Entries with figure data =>
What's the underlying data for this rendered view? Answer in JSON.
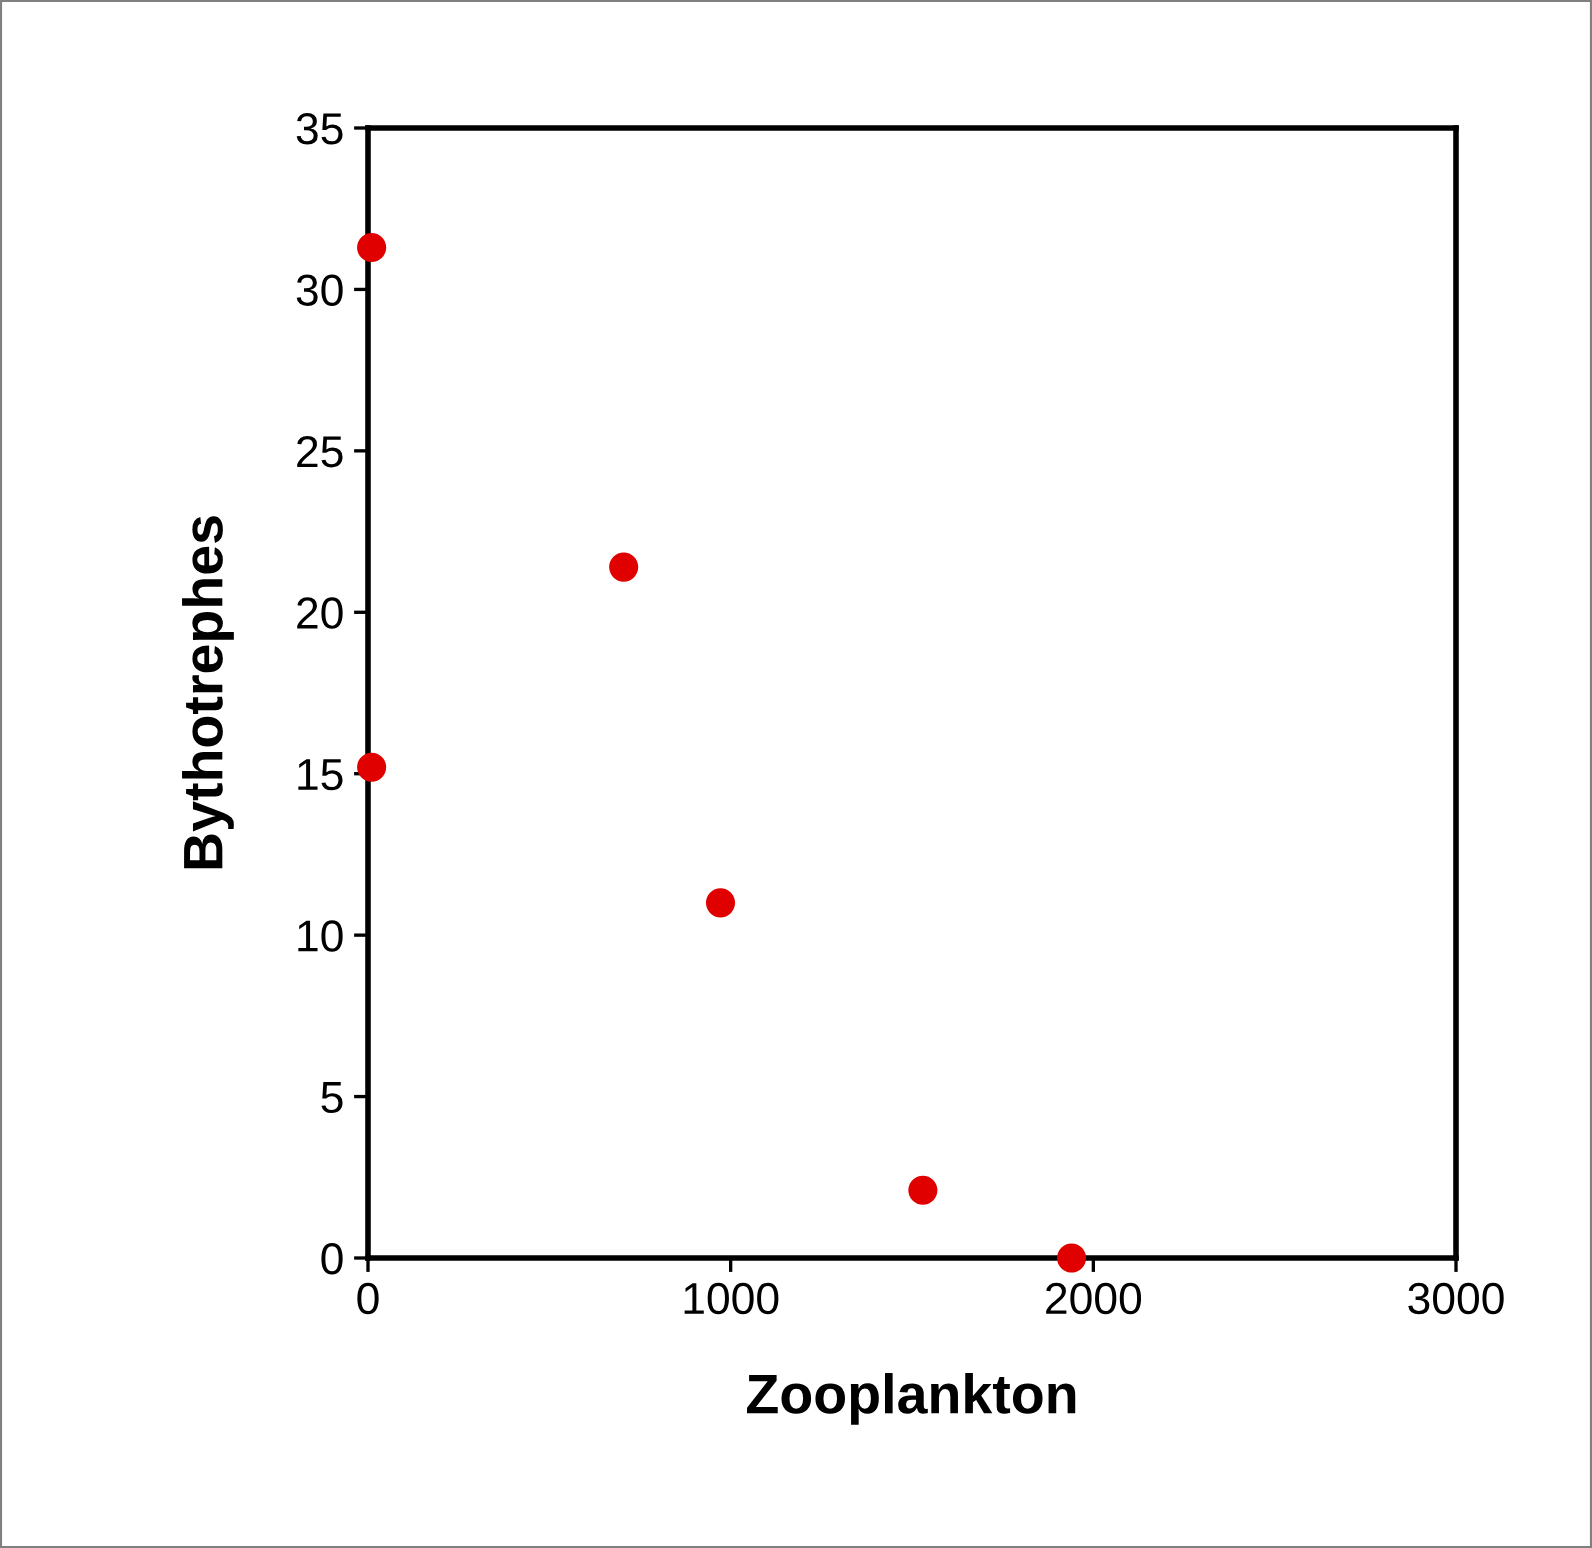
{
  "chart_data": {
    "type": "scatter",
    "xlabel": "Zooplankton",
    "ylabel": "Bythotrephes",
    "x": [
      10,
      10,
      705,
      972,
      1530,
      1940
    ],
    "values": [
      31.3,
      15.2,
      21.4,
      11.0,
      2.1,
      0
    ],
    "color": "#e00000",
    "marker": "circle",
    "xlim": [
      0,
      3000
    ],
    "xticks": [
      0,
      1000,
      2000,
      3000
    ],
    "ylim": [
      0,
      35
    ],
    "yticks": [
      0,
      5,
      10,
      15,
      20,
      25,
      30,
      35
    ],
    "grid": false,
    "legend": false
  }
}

TASK PROMPT => All the lines above are to be given again exactly as they read, with the pictures removed.

FULL ANSWER =>
What's the underlying data for this rendered view? Answer in JSON.
{
  "chart_data": {
    "type": "scatter",
    "xlabel": "Zooplankton",
    "ylabel": "Bythotrephes",
    "x": [
      10,
      10,
      705,
      972,
      1530,
      1940
    ],
    "values": [
      31.3,
      15.2,
      21.4,
      11.0,
      2.1,
      0
    ],
    "color": "#e00000",
    "marker": "circle",
    "xlim": [
      0,
      3000
    ],
    "xticks": [
      0,
      1000,
      2000,
      3000
    ],
    "ylim": [
      0,
      35
    ],
    "yticks": [
      0,
      5,
      10,
      15,
      20,
      25,
      30,
      35
    ],
    "grid": false,
    "legend": false
  }
}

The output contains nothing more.